● Job
Copy out the listing that follows exactly, dropping every picture.

● Extracted material
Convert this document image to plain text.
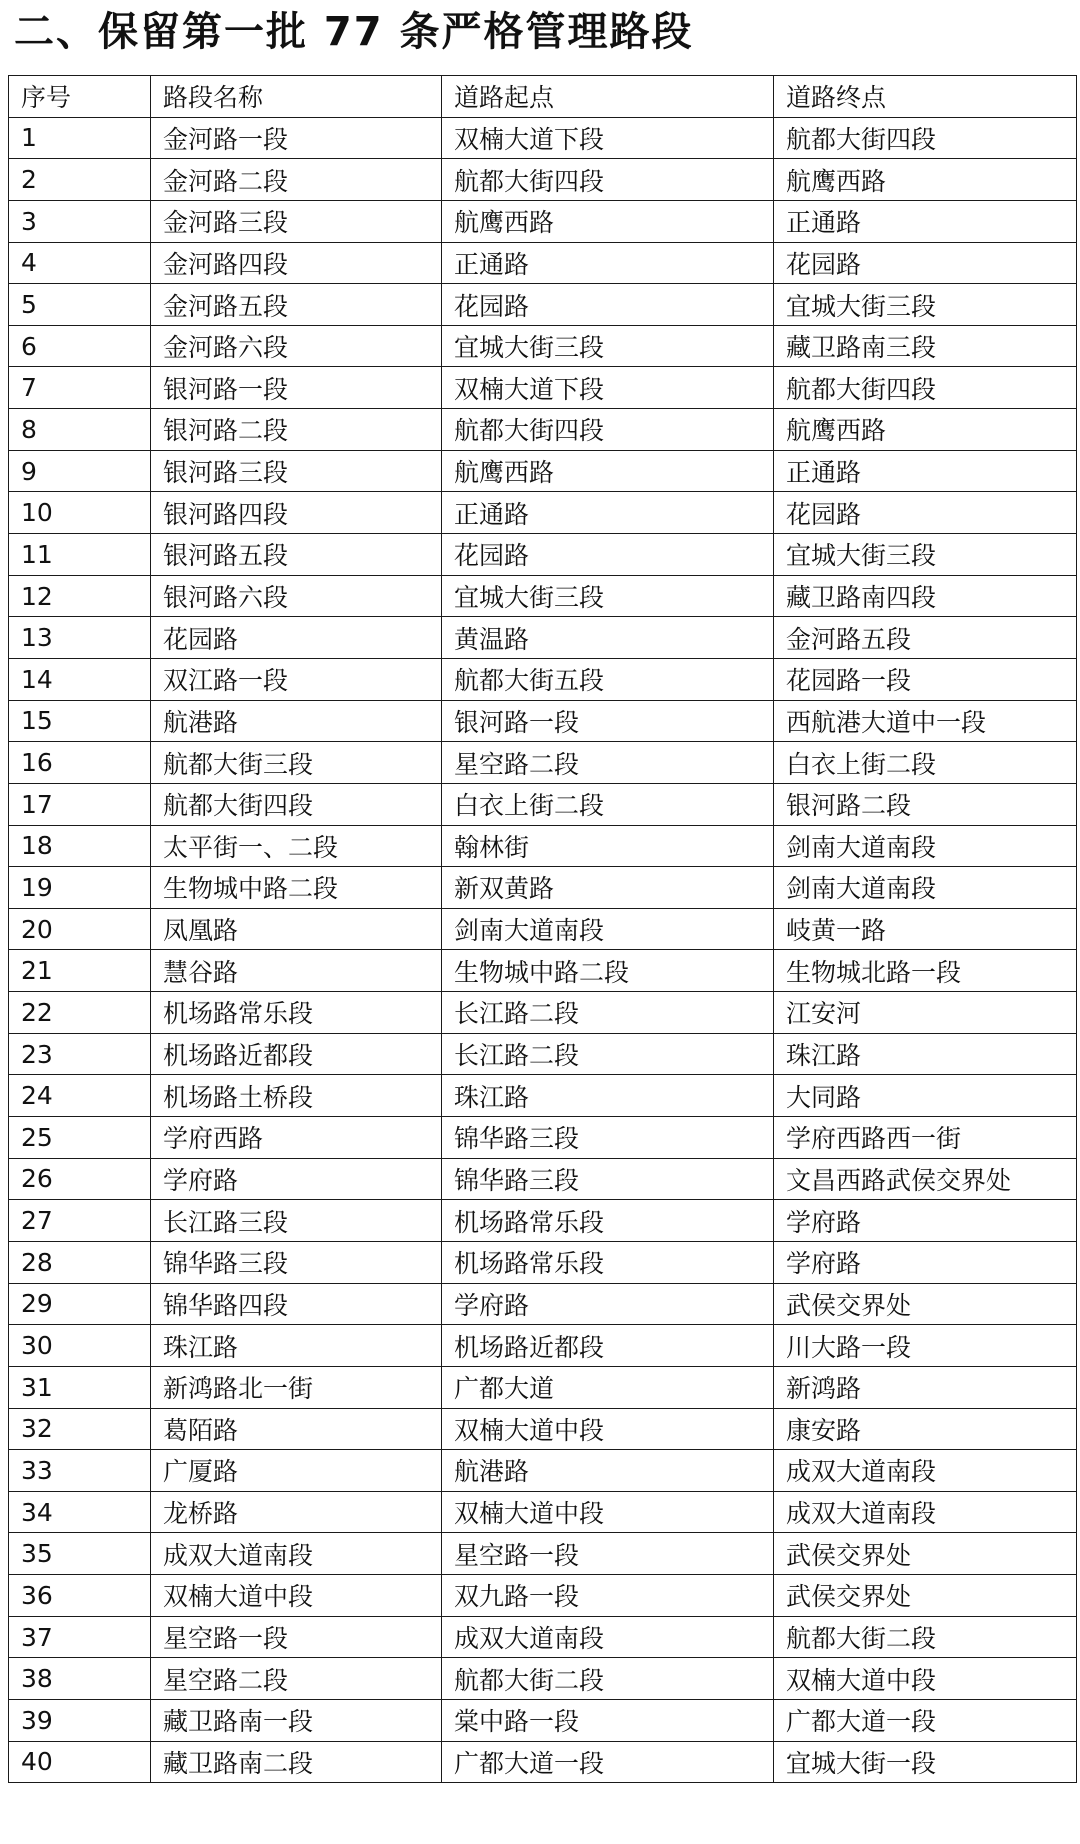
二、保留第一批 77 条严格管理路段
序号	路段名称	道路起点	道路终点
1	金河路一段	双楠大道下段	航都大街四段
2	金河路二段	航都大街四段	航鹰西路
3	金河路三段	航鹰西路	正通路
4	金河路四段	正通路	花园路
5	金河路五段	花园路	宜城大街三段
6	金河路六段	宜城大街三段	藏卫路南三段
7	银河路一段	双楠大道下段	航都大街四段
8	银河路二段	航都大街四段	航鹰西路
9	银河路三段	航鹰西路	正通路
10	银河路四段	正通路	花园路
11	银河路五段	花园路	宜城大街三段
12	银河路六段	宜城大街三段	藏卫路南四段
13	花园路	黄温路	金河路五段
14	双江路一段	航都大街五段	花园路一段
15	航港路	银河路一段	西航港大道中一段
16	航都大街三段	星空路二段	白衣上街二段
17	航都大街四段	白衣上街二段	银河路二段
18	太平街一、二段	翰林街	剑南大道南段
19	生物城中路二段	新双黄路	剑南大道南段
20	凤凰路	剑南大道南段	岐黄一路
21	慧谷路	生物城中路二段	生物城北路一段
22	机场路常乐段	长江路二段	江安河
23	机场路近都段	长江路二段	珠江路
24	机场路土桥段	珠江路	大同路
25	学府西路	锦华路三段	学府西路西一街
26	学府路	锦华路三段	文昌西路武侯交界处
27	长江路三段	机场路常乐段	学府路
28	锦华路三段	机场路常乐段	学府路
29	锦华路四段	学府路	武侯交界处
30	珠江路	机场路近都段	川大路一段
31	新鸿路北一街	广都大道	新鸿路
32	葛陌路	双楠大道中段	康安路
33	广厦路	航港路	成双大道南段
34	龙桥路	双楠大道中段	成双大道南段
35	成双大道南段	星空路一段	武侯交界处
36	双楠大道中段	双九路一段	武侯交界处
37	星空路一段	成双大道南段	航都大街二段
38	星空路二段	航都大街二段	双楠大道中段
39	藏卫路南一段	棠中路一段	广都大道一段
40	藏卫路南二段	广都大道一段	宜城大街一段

● Exercise solution
Convert this document image to plain text.
二、保留第一批 77 条严格管理路段
序号	路段名称	道路起点	道路终点
1	金河路一段	双楠大道下段	航都大街四段
2	金河路二段	航都大街四段	航鹰西路
3	金河路三段	航鹰西路	正通路
4	金河路四段	正通路	花园路
5	金河路五段	花园路	宜城大街三段
6	金河路六段	宜城大街三段	藏卫路南三段
7	银河路一段	双楠大道下段	航都大街四段
8	银河路二段	航都大街四段	航鹰西路
9	银河路三段	航鹰西路	正通路
10	银河路四段	正通路	花园路
11	银河路五段	花园路	宜城大街三段
12	银河路六段	宜城大街三段	藏卫路南四段
13	花园路	黄温路	金河路五段
14	双江路一段	航都大街五段	花园路一段
15	航港路	银河路一段	西航港大道中一段
16	航都大街三段	星空路二段	白衣上街二段
17	航都大街四段	白衣上街二段	银河路二段
18	太平街一、二段	翰林街	剑南大道南段
19	生物城中路二段	新双黄路	剑南大道南段
20	凤凰路	剑南大道南段	岐黄一路
21	慧谷路	生物城中路二段	生物城北路一段
22	机场路常乐段	长江路二段	江安河
23	机场路近都段	长江路二段	珠江路
24	机场路土桥段	珠江路	大同路
25	学府西路	锦华路三段	学府西路西一街
26	学府路	锦华路三段	文昌西路武侯交界处
27	长江路三段	机场路常乐段	学府路
28	锦华路三段	机场路常乐段	学府路
29	锦华路四段	学府路	武侯交界处
30	珠江路	机场路近都段	川大路一段
31	新鸿路北一街	广都大道	新鸿路
32	葛陌路	双楠大道中段	康安路
33	广厦路	航港路	成双大道南段
34	龙桥路	双楠大道中段	成双大道南段
35	成双大道南段	星空路一段	武侯交界处
36	双楠大道中段	双九路一段	武侯交界处
37	星空路一段	成双大道南段	航都大街二段
38	星空路二段	航都大街二段	双楠大道中段
39	藏卫路南一段	棠中路一段	广都大道一段
40	藏卫路南二段	广都大道一段	宜城大街一段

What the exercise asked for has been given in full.